TASK INSTRUCTIONS: Return the records that follow, matching each one exactly.
────────────────────────────────────────
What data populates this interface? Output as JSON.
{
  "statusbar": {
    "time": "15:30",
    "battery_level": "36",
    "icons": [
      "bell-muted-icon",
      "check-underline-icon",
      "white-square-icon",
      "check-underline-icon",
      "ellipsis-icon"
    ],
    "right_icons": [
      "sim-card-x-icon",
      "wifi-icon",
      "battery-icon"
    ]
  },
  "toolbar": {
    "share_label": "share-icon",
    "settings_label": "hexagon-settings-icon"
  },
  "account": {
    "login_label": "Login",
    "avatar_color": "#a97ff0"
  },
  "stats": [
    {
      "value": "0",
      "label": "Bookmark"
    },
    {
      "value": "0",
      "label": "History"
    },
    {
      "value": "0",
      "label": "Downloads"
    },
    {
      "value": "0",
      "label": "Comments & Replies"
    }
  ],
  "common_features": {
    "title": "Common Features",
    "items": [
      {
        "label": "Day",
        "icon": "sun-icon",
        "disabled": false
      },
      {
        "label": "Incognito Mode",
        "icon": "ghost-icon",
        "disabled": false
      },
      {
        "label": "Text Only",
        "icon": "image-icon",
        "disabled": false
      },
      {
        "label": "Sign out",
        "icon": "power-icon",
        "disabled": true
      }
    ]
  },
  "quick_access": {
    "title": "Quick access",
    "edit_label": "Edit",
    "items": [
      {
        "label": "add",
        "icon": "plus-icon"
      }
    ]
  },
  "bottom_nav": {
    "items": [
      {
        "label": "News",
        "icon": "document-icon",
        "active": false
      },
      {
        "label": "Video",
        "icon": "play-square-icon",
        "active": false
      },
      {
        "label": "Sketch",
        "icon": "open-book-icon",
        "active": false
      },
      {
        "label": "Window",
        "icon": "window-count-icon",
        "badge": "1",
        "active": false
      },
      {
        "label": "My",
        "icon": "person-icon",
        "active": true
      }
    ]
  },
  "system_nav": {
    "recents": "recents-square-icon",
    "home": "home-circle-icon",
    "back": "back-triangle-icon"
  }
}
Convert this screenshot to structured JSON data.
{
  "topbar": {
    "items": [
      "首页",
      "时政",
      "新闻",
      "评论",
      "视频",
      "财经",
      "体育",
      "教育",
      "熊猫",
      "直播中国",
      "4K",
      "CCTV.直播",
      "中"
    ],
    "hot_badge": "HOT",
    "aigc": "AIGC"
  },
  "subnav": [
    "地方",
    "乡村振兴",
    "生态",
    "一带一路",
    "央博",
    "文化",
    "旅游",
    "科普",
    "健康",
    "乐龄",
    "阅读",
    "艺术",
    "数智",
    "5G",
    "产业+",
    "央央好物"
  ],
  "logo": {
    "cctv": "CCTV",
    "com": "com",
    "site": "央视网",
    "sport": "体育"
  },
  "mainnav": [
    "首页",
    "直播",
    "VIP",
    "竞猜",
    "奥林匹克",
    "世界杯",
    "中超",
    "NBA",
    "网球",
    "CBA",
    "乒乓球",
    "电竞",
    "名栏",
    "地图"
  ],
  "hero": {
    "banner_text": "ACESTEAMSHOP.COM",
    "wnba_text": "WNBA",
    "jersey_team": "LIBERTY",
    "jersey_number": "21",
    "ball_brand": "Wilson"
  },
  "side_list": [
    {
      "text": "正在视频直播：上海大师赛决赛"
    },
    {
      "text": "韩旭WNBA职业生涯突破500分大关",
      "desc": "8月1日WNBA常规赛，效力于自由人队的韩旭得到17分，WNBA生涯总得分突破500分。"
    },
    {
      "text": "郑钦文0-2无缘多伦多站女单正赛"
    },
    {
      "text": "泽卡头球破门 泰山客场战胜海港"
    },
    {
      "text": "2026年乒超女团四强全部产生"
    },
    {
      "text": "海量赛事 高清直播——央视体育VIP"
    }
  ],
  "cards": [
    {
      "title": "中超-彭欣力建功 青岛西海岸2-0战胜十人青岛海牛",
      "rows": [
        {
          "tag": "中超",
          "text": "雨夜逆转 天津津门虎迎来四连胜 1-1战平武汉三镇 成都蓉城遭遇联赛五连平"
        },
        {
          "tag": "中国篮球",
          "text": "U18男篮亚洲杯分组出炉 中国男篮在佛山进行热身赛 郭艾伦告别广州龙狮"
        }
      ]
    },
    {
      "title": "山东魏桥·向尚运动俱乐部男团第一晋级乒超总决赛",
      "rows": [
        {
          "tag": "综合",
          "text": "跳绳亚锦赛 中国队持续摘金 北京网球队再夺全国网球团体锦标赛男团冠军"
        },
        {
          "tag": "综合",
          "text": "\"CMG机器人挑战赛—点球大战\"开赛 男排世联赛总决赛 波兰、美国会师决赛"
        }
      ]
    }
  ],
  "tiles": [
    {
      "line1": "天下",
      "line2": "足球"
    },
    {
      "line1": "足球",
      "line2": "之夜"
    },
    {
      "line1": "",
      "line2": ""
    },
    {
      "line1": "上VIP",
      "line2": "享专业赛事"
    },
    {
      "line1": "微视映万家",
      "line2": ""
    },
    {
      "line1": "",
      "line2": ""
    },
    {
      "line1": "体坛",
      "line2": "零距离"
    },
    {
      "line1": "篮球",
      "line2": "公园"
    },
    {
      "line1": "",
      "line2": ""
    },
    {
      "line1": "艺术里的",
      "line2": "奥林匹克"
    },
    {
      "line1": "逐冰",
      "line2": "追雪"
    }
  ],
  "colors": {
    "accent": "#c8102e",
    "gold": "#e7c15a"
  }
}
────────────────────────────────────────
ANSWER:
What data populates this interface? Output as JSON.
{
  "statusbar": {
    "time": "15:30",
    "battery_level": "36",
    "icons": [
      "bell-muted-icon",
      "check-underline-icon",
      "white-square-icon",
      "check-underline-icon",
      "ellipsis-icon"
    ],
    "right_icons": [
      "sim-card-x-icon",
      "wifi-icon",
      "battery-icon"
    ]
  },
  "toolbar": {
    "share_label": "share-icon",
    "settings_label": "hexagon-settings-icon"
  },
  "account": {
    "login_label": "Login",
    "avatar_color": "#a97ff0"
  },
  "stats": [
    {
      "value": "0",
      "label": "Bookmark"
    },
    {
      "value": "0",
      "label": "History"
    },
    {
      "value": "0",
      "label": "Downloads"
    },
    {
      "value": "0",
      "label": "Comments & Replies"
    }
  ],
  "common_features": {
    "title": "Common Features",
    "items": [
      {
        "label": "Day",
        "icon": "sun-icon",
        "disabled": false
      },
      {
        "label": "Incognito Mode",
        "icon": "ghost-icon",
        "disabled": false
      },
      {
        "label": "Text Only",
        "icon": "image-icon",
        "disabled": false
      },
      {
        "label": "Sign out",
        "icon": "power-icon",
        "disabled": true
      }
    ]
  },
  "quick_access": {
    "title": "Quick access",
    "edit_label": "Edit",
    "items": [
      {
        "label": "add",
        "icon": "plus-icon"
      }
    ]
  },
  "bottom_nav": {
    "items": [
      {
        "label": "News",
        "icon": "document-icon",
        "active": false
      },
      {
        "label": "Video",
        "icon": "play-square-icon",
        "active": false
      },
      {
        "label": "Sketch",
        "icon": "open-book-icon",
        "active": false
      },
      {
        "label": "Window",
        "icon": "window-count-icon",
        "badge": "1",
        "active": false
      },
      {
        "label": "My",
        "icon": "person-icon",
        "active": true
      }
    ]
  },
  "system_nav": {
    "recents": "recents-square-icon",
    "home": "home-circle-icon",
    "back": "back-triangle-icon"
  }
}
Convert this screenshot to structured JSON data.
{
  "topbar": {
    "items": [
      "首页",
      "时政",
      "新闻",
      "评论",
      "视频",
      "财经",
      "体育",
      "教育",
      "熊猫",
      "直播中国",
      "4K",
      "CCTV.直播",
      "中"
    ],
    "hot_badge": "HOT",
    "aigc": "AIGC"
  },
  "subnav": [
    "地方",
    "乡村振兴",
    "生态",
    "一带一路",
    "央博",
    "文化",
    "旅游",
    "科普",
    "健康",
    "乐龄",
    "阅读",
    "艺术",
    "数智",
    "5G",
    "产业+",
    "央央好物"
  ],
  "logo": {
    "cctv": "CCTV",
    "com": "com",
    "site": "央视网",
    "sport": "体育"
  },
  "mainnav": [
    "首页",
    "直播",
    "VIP",
    "竞猜",
    "奥林匹克",
    "世界杯",
    "中超",
    "NBA",
    "网球",
    "CBA",
    "乒乓球",
    "电竞",
    "名栏",
    "地图"
  ],
  "hero": {
    "banner_text": "ACESTEAMSHOP.COM",
    "wnba_text": "WNBA",
    "jersey_team": "LIBERTY",
    "jersey_number": "21",
    "ball_brand": "Wilson"
  },
  "side_list": [
    {
      "text": "正在视频直播：上海大师赛决赛"
    },
    {
      "text": "韩旭WNBA职业生涯突破500分大关",
      "desc": "8月1日WNBA常规赛，效力于自由人队的韩旭得到17分，WNBA生涯总得分突破500分。"
    },
    {
      "text": "郑钦文0-2无缘多伦多站女单正赛"
    },
    {
      "text": "泽卡头球破门 泰山客场战胜海港"
    },
    {
      "text": "2026年乒超女团四强全部产生"
    },
    {
      "text": "海量赛事 高清直播——央视体育VIP"
    }
  ],
  "cards": [
    {
      "title": "中超-彭欣力建功 青岛西海岸2-0战胜十人青岛海牛",
      "rows": [
        {
          "tag": "中超",
          "text": "雨夜逆转 天津津门虎迎来四连胜 1-1战平武汉三镇 成都蓉城遭遇联赛五连平"
        },
        {
          "tag": "中国篮球",
          "text": "U18男篮亚洲杯分组出炉 中国男篮在佛山进行热身赛 郭艾伦告别广州龙狮"
        }
      ]
    },
    {
      "title": "山东魏桥·向尚运动俱乐部男团第一晋级乒超总决赛",
      "rows": [
        {
          "tag": "综合",
          "text": "跳绳亚锦赛 中国队持续摘金 北京网球队再夺全国网球团体锦标赛男团冠军"
        },
        {
          "tag": "综合",
          "text": "\"CMG机器人挑战赛—点球大战\"开赛 男排世联赛总决赛 波兰、美国会师决赛"
        }
      ]
    }
  ],
  "tiles": [
    {
      "line1": "天下",
      "line2": "足球"
    },
    {
      "line1": "足球",
      "line2": "之夜"
    },
    {
      "line1": "",
      "line2": ""
    },
    {
      "line1": "上VIP",
      "line2": "享专业赛事"
    },
    {
      "line1": "微视映万家",
      "line2": ""
    },
    {
      "line1": "",
      "line2": ""
    },
    {
      "line1": "体坛",
      "line2": "零距离"
    },
    {
      "line1": "篮球",
      "line2": "公园"
    },
    {
      "line1": "",
      "line2": ""
    },
    {
      "line1": "艺术里的",
      "line2": "奥林匹克"
    },
    {
      "line1": "逐冰",
      "line2": "追雪"
    }
  ],
  "colors": {
    "accent": "#c8102e",
    "gold": "#e7c15a"
  }
}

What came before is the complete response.